» **Saved entries**
START

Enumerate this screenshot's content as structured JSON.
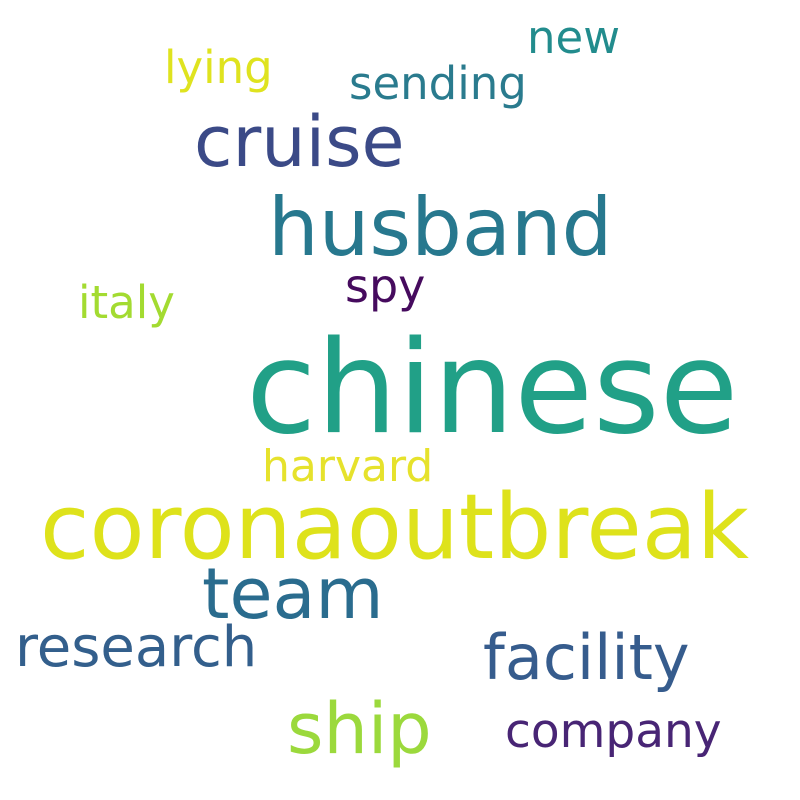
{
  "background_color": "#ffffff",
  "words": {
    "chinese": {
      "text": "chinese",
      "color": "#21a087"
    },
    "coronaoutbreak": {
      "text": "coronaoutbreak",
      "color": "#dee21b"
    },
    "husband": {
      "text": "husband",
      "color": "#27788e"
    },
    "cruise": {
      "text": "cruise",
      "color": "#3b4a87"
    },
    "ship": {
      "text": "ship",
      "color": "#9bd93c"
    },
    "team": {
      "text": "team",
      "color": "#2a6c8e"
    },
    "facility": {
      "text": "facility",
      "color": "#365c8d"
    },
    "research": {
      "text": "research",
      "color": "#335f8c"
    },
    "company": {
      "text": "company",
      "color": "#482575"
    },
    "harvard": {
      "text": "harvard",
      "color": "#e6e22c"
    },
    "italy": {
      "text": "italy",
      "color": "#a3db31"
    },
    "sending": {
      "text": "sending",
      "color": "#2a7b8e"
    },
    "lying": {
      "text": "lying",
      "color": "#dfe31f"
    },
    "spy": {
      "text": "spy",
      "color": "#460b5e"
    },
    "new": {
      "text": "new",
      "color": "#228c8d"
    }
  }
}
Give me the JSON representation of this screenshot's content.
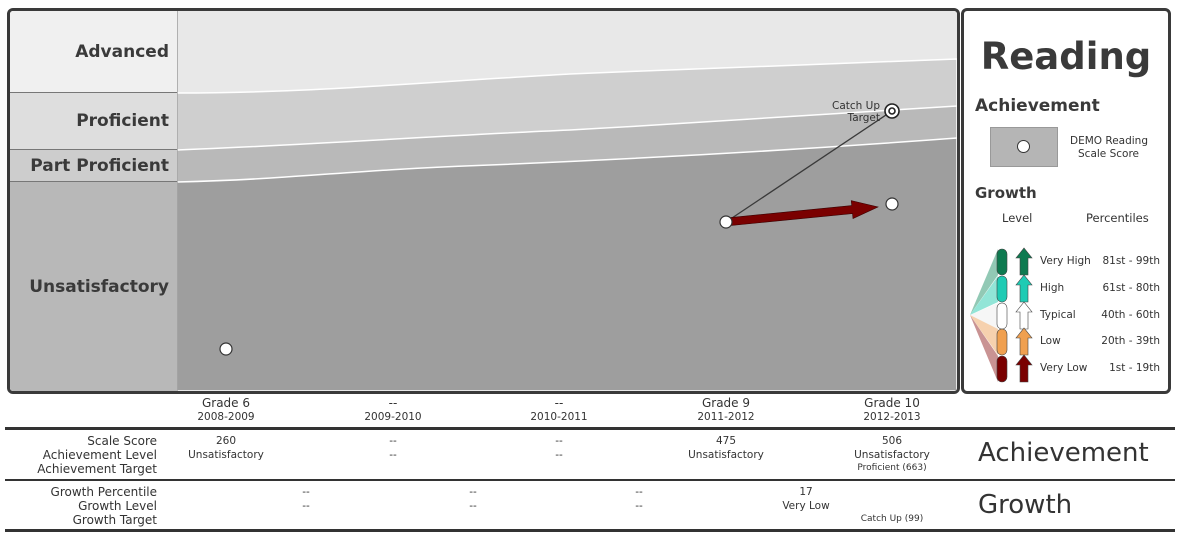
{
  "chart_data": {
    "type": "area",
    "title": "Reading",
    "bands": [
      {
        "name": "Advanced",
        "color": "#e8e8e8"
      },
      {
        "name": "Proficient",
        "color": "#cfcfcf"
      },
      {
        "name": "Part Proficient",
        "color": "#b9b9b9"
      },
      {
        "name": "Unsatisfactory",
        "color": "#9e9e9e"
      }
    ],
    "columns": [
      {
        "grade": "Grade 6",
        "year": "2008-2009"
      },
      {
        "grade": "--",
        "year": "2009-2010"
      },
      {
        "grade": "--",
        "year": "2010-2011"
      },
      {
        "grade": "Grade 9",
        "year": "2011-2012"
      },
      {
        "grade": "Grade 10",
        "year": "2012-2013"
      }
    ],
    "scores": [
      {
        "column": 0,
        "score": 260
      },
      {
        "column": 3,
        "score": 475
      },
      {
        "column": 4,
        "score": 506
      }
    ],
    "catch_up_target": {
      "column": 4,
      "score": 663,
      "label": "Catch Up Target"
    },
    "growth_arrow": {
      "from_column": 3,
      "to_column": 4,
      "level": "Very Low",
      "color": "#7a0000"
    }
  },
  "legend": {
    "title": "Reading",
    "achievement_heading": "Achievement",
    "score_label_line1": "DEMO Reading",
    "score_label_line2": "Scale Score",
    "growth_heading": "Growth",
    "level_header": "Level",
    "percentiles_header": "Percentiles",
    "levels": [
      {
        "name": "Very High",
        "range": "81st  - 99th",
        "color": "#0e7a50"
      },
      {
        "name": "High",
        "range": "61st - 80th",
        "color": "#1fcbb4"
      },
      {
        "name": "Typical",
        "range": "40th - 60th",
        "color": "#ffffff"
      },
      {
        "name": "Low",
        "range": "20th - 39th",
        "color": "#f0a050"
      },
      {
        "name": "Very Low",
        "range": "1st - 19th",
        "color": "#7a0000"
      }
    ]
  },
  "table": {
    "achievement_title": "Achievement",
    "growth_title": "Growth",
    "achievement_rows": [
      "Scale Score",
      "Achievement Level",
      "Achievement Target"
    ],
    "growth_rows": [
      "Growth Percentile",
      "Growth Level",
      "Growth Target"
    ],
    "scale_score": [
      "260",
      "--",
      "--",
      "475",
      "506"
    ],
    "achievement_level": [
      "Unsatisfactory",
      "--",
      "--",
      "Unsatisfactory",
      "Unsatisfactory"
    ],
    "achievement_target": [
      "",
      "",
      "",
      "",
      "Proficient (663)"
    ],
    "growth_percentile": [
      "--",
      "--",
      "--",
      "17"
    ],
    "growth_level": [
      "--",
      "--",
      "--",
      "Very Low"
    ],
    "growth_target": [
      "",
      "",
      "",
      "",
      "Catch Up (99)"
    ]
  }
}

END
START

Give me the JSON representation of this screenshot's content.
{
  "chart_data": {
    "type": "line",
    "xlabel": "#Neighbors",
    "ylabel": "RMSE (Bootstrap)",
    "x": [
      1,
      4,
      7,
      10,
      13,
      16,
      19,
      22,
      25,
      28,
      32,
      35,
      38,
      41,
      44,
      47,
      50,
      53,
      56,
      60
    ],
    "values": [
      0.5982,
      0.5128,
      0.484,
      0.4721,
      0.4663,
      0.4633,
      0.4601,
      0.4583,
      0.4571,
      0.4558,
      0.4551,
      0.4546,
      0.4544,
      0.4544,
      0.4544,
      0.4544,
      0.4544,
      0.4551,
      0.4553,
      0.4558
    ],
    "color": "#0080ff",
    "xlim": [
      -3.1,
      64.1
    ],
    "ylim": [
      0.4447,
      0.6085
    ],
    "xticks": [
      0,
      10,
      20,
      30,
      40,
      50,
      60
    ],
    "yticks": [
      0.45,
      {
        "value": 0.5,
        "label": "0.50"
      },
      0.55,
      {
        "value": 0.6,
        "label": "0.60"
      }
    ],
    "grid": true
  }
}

END
START

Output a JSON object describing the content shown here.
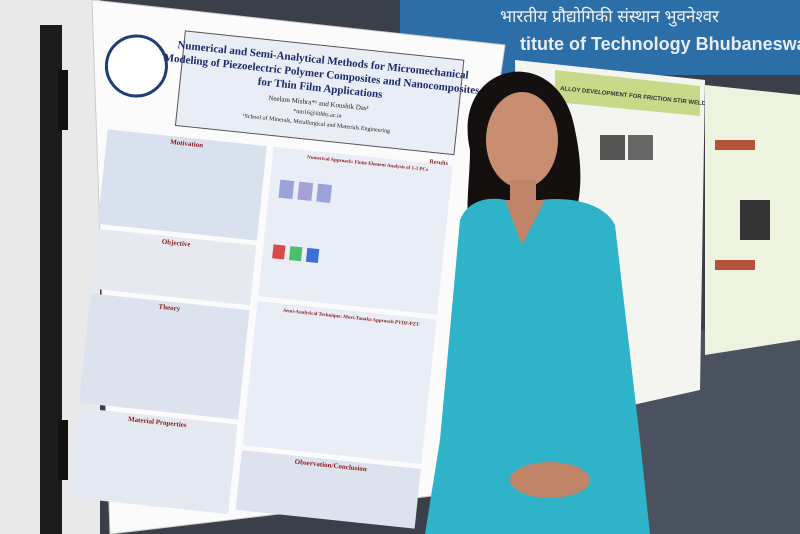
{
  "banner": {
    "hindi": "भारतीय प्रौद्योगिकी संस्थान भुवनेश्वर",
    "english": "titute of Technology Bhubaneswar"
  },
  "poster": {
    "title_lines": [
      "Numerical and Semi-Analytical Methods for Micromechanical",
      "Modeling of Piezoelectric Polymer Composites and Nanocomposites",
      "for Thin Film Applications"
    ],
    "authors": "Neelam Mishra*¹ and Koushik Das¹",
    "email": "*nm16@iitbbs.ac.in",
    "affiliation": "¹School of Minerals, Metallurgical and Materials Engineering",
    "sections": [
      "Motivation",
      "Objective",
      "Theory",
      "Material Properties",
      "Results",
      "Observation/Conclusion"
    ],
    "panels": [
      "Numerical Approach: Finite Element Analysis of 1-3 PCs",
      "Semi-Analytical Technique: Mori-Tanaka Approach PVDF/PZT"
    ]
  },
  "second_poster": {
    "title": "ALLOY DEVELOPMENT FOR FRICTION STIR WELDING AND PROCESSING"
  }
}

END

» **EXERCISE GOAL**
From the records given above, copy all lines containing "content".

» **ANSWER FOR THE TASK**
Enumerate this screenshot's content as structured JSON.
Give me the JSON representation of this screenshot's content.
Give me the JSON representation of this screenshot's content.
Output a JSON object describing the content shown here.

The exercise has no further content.